**Entries shown:**
************

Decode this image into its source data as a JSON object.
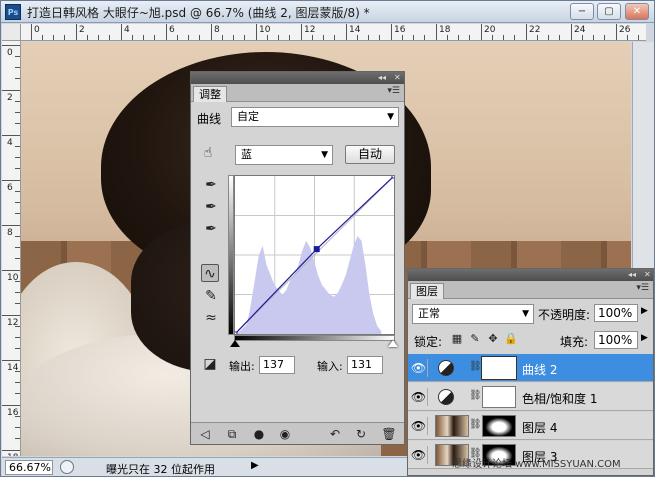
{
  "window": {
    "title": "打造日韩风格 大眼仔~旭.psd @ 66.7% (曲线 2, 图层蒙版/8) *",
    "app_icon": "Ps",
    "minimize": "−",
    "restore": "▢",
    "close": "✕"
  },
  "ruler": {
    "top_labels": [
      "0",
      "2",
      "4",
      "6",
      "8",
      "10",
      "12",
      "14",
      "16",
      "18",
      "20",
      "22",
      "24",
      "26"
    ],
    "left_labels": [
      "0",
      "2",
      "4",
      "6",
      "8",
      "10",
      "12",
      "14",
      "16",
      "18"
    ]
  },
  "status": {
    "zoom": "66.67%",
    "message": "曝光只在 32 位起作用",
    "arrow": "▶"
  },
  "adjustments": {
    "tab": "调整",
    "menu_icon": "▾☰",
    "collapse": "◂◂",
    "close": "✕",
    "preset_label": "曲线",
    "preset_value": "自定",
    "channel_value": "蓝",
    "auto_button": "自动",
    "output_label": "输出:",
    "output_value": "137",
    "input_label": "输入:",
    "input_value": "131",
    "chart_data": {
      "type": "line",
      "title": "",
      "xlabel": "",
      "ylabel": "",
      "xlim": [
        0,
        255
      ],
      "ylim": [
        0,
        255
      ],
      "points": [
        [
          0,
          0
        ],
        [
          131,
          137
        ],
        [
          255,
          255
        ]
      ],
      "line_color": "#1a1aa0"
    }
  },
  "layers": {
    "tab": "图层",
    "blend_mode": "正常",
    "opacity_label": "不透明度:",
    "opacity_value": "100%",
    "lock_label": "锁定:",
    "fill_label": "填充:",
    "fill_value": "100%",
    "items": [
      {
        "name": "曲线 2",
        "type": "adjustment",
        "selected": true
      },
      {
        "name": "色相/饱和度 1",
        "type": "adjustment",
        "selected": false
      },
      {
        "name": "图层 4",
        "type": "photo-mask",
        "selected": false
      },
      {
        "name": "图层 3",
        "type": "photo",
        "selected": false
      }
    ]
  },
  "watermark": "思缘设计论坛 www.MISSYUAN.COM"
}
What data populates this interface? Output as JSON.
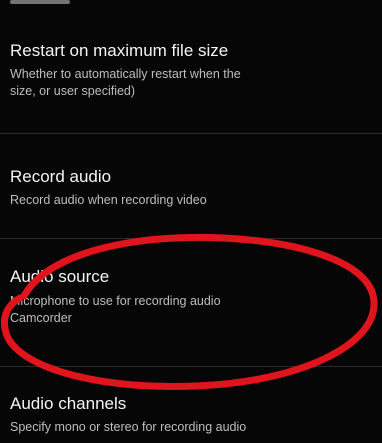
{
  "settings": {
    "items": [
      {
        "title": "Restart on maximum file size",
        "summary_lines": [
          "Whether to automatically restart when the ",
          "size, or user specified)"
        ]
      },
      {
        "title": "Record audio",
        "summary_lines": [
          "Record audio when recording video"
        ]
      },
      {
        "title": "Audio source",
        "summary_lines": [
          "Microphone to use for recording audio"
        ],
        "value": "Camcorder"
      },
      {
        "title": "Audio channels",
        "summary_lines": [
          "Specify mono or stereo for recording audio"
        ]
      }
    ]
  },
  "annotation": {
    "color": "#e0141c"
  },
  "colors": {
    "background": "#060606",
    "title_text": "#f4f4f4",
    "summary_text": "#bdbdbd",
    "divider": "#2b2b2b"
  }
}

************

**Task objective:**
All of the entries above should be duplicated exactly, except for the pictures.

**Task answer:**
Decode this image into its source data as a JSON object.
{
  "window": {
    "title": "打造日韩风格 大眼仔~旭.psd @ 66.7% (曲线 2, 图层蒙版/8) *",
    "app_icon": "Ps",
    "minimize": "−",
    "restore": "▢",
    "close": "✕"
  },
  "ruler": {
    "top_labels": [
      "0",
      "2",
      "4",
      "6",
      "8",
      "10",
      "12",
      "14",
      "16",
      "18",
      "20",
      "22",
      "24",
      "26"
    ],
    "left_labels": [
      "0",
      "2",
      "4",
      "6",
      "8",
      "10",
      "12",
      "14",
      "16",
      "18"
    ]
  },
  "status": {
    "zoom": "66.67%",
    "message": "曝光只在 32 位起作用",
    "arrow": "▶"
  },
  "adjustments": {
    "tab": "调整",
    "menu_icon": "▾☰",
    "collapse": "◂◂",
    "close": "✕",
    "preset_label": "曲线",
    "preset_value": "自定",
    "channel_value": "蓝",
    "auto_button": "自动",
    "output_label": "输出:",
    "output_value": "137",
    "input_label": "输入:",
    "input_value": "131",
    "chart_data": {
      "type": "line",
      "title": "",
      "xlabel": "",
      "ylabel": "",
      "xlim": [
        0,
        255
      ],
      "ylim": [
        0,
        255
      ],
      "points": [
        [
          0,
          0
        ],
        [
          131,
          137
        ],
        [
          255,
          255
        ]
      ],
      "line_color": "#1a1aa0"
    }
  },
  "layers": {
    "tab": "图层",
    "blend_mode": "正常",
    "opacity_label": "不透明度:",
    "opacity_value": "100%",
    "lock_label": "锁定:",
    "fill_label": "填充:",
    "fill_value": "100%",
    "items": [
      {
        "name": "曲线 2",
        "type": "adjustment",
        "selected": true
      },
      {
        "name": "色相/饱和度 1",
        "type": "adjustment",
        "selected": false
      },
      {
        "name": "图层 4",
        "type": "photo-mask",
        "selected": false
      },
      {
        "name": "图层 3",
        "type": "photo",
        "selected": false
      }
    ]
  },
  "watermark": "思缘设计论坛 www.MISSYUAN.COM"
}
What data populates this interface? Output as JSON.
{
  "settings": {
    "items": [
      {
        "title": "Restart on maximum file size",
        "summary_lines": [
          "Whether to automatically restart when the ",
          "size, or user specified)"
        ]
      },
      {
        "title": "Record audio",
        "summary_lines": [
          "Record audio when recording video"
        ]
      },
      {
        "title": "Audio source",
        "summary_lines": [
          "Microphone to use for recording audio"
        ],
        "value": "Camcorder"
      },
      {
        "title": "Audio channels",
        "summary_lines": [
          "Specify mono or stereo for recording audio"
        ]
      }
    ]
  },
  "annotation": {
    "color": "#e0141c"
  },
  "colors": {
    "background": "#060606",
    "title_text": "#f4f4f4",
    "summary_text": "#bdbdbd",
    "divider": "#2b2b2b"
  }
}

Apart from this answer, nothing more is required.